--- Start ---

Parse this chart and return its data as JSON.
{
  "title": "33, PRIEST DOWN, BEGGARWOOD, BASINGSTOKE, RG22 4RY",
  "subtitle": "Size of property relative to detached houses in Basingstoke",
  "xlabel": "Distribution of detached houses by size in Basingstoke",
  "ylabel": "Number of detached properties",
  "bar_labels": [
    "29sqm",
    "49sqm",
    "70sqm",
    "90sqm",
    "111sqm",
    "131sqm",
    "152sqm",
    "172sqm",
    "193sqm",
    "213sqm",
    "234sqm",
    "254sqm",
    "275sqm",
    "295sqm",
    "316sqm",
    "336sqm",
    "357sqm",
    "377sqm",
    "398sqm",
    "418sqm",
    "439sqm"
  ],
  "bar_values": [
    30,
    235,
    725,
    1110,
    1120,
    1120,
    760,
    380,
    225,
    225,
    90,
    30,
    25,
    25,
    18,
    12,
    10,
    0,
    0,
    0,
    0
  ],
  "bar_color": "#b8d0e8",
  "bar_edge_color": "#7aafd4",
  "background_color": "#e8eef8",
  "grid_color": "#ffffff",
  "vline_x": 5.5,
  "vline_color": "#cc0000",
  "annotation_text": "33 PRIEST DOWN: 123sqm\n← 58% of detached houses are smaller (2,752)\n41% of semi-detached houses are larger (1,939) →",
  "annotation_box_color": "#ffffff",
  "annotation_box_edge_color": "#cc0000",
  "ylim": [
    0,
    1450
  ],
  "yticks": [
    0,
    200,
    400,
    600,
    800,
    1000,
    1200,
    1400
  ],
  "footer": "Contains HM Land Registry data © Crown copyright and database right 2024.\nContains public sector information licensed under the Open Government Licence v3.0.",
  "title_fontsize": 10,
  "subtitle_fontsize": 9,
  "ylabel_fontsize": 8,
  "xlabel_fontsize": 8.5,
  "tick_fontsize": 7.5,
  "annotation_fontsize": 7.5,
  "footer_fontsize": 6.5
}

--- End ---

**THE REQUEST**
In the records above, how many lines hold the string "data"? Reply with only the number.

**ANSWER FOR THE TASK**
2